▸ **Written problem**
Each entry below should be returned exactly as is, with the pictures removed.

▸ **Records that describe figures**

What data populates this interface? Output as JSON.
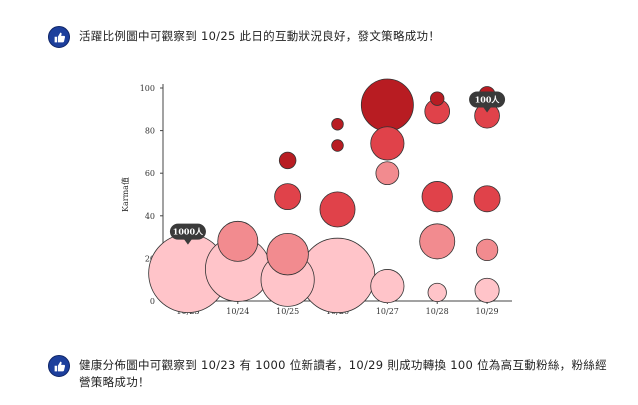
{
  "notes": {
    "top": "活躍比例圖中可觀察到 10/25 此日的互動狀況良好，發文策略成功！",
    "bottom": "健康分佈圖中可觀察到 10/23 有 1000 位新讀者，10/29 則成功轉換 100 位為高互動粉絲，粉絲經營策略成功！"
  },
  "icons": {
    "note_icon": "thumbs-up-icon"
  },
  "colors": {
    "icon_bg": "#1d3f9c",
    "light": "#ffc4c9",
    "mid": "#f28b8f",
    "strong": "#e0424a",
    "dark": "#b81c22"
  },
  "chart_data": {
    "type": "scatter",
    "title": "",
    "xlabel": "",
    "ylabel": "Karma值",
    "categories": [
      "10/23",
      "10/24",
      "10/25",
      "10/26",
      "10/27",
      "10/28",
      "10/29"
    ],
    "ylim": [
      0,
      100
    ],
    "yticks": [
      0,
      20,
      40,
      60,
      80,
      100
    ],
    "bubbles": [
      {
        "x": "10/23",
        "y": 13,
        "size": 1000,
        "color": "light"
      },
      {
        "x": "10/24",
        "y": 15,
        "size": 680,
        "color": "light"
      },
      {
        "x": "10/24",
        "y": 28,
        "size": 260,
        "color": "mid"
      },
      {
        "x": "10/25",
        "y": 10,
        "size": 460,
        "color": "light"
      },
      {
        "x": "10/25",
        "y": 22,
        "size": 280,
        "color": "mid"
      },
      {
        "x": "10/25",
        "y": 49,
        "size": 110,
        "color": "strong"
      },
      {
        "x": "10/25",
        "y": 66,
        "size": 45,
        "color": "dark"
      },
      {
        "x": "10/26",
        "y": 12,
        "size": 900,
        "color": "light"
      },
      {
        "x": "10/26",
        "y": 43,
        "size": 200,
        "color": "strong"
      },
      {
        "x": "10/26",
        "y": 73,
        "size": 22,
        "color": "dark"
      },
      {
        "x": "10/26",
        "y": 83,
        "size": 22,
        "color": "dark"
      },
      {
        "x": "10/27",
        "y": 7,
        "size": 180,
        "color": "light"
      },
      {
        "x": "10/27",
        "y": 60,
        "size": 85,
        "color": "mid"
      },
      {
        "x": "10/27",
        "y": 74,
        "size": 180,
        "color": "strong"
      },
      {
        "x": "10/27",
        "y": 92,
        "size": 440,
        "color": "dark"
      },
      {
        "x": "10/28",
        "y": 4,
        "size": 55,
        "color": "light"
      },
      {
        "x": "10/28",
        "y": 28,
        "size": 200,
        "color": "mid"
      },
      {
        "x": "10/28",
        "y": 49,
        "size": 150,
        "color": "strong"
      },
      {
        "x": "10/28",
        "y": 89,
        "size": 100,
        "color": "strong"
      },
      {
        "x": "10/28",
        "y": 95,
        "size": 30,
        "color": "dark"
      },
      {
        "x": "10/29",
        "y": 5,
        "size": 95,
        "color": "light"
      },
      {
        "x": "10/29",
        "y": 24,
        "size": 75,
        "color": "mid"
      },
      {
        "x": "10/29",
        "y": 48,
        "size": 110,
        "color": "strong"
      },
      {
        "x": "10/29",
        "y": 87,
        "size": 100,
        "color": "strong"
      },
      {
        "x": "10/29",
        "y": 97,
        "size": 40,
        "color": "dark"
      }
    ],
    "annotations": [
      {
        "x": "10/23",
        "y": 26,
        "text": "1000人"
      },
      {
        "x": "10/29",
        "y": 88,
        "text": "100人"
      }
    ]
  }
}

▸ **Result for this exercise**
What data populates this interface? Output as JSON.
{
  "notes": {
    "top": "活躍比例圖中可觀察到 10/25 此日的互動狀況良好，發文策略成功！",
    "bottom": "健康分佈圖中可觀察到 10/23 有 1000 位新讀者，10/29 則成功轉換 100 位為高互動粉絲，粉絲經營策略成功！"
  },
  "icons": {
    "note_icon": "thumbs-up-icon"
  },
  "colors": {
    "icon_bg": "#1d3f9c",
    "light": "#ffc4c9",
    "mid": "#f28b8f",
    "strong": "#e0424a",
    "dark": "#b81c22"
  },
  "chart_data": {
    "type": "scatter",
    "title": "",
    "xlabel": "",
    "ylabel": "Karma值",
    "categories": [
      "10/23",
      "10/24",
      "10/25",
      "10/26",
      "10/27",
      "10/28",
      "10/29"
    ],
    "ylim": [
      0,
      100
    ],
    "yticks": [
      0,
      20,
      40,
      60,
      80,
      100
    ],
    "bubbles": [
      {
        "x": "10/23",
        "y": 13,
        "size": 1000,
        "color": "light"
      },
      {
        "x": "10/24",
        "y": 15,
        "size": 680,
        "color": "light"
      },
      {
        "x": "10/24",
        "y": 28,
        "size": 260,
        "color": "mid"
      },
      {
        "x": "10/25",
        "y": 10,
        "size": 460,
        "color": "light"
      },
      {
        "x": "10/25",
        "y": 22,
        "size": 280,
        "color": "mid"
      },
      {
        "x": "10/25",
        "y": 49,
        "size": 110,
        "color": "strong"
      },
      {
        "x": "10/25",
        "y": 66,
        "size": 45,
        "color": "dark"
      },
      {
        "x": "10/26",
        "y": 12,
        "size": 900,
        "color": "light"
      },
      {
        "x": "10/26",
        "y": 43,
        "size": 200,
        "color": "strong"
      },
      {
        "x": "10/26",
        "y": 73,
        "size": 22,
        "color": "dark"
      },
      {
        "x": "10/26",
        "y": 83,
        "size": 22,
        "color": "dark"
      },
      {
        "x": "10/27",
        "y": 7,
        "size": 180,
        "color": "light"
      },
      {
        "x": "10/27",
        "y": 60,
        "size": 85,
        "color": "mid"
      },
      {
        "x": "10/27",
        "y": 74,
        "size": 180,
        "color": "strong"
      },
      {
        "x": "10/27",
        "y": 92,
        "size": 440,
        "color": "dark"
      },
      {
        "x": "10/28",
        "y": 4,
        "size": 55,
        "color": "light"
      },
      {
        "x": "10/28",
        "y": 28,
        "size": 200,
        "color": "mid"
      },
      {
        "x": "10/28",
        "y": 49,
        "size": 150,
        "color": "strong"
      },
      {
        "x": "10/28",
        "y": 89,
        "size": 100,
        "color": "strong"
      },
      {
        "x": "10/28",
        "y": 95,
        "size": 30,
        "color": "dark"
      },
      {
        "x": "10/29",
        "y": 5,
        "size": 95,
        "color": "light"
      },
      {
        "x": "10/29",
        "y": 24,
        "size": 75,
        "color": "mid"
      },
      {
        "x": "10/29",
        "y": 48,
        "size": 110,
        "color": "strong"
      },
      {
        "x": "10/29",
        "y": 87,
        "size": 100,
        "color": "strong"
      },
      {
        "x": "10/29",
        "y": 97,
        "size": 40,
        "color": "dark"
      }
    ],
    "annotations": [
      {
        "x": "10/23",
        "y": 26,
        "text": "1000人"
      },
      {
        "x": "10/29",
        "y": 88,
        "text": "100人"
      }
    ]
  }
}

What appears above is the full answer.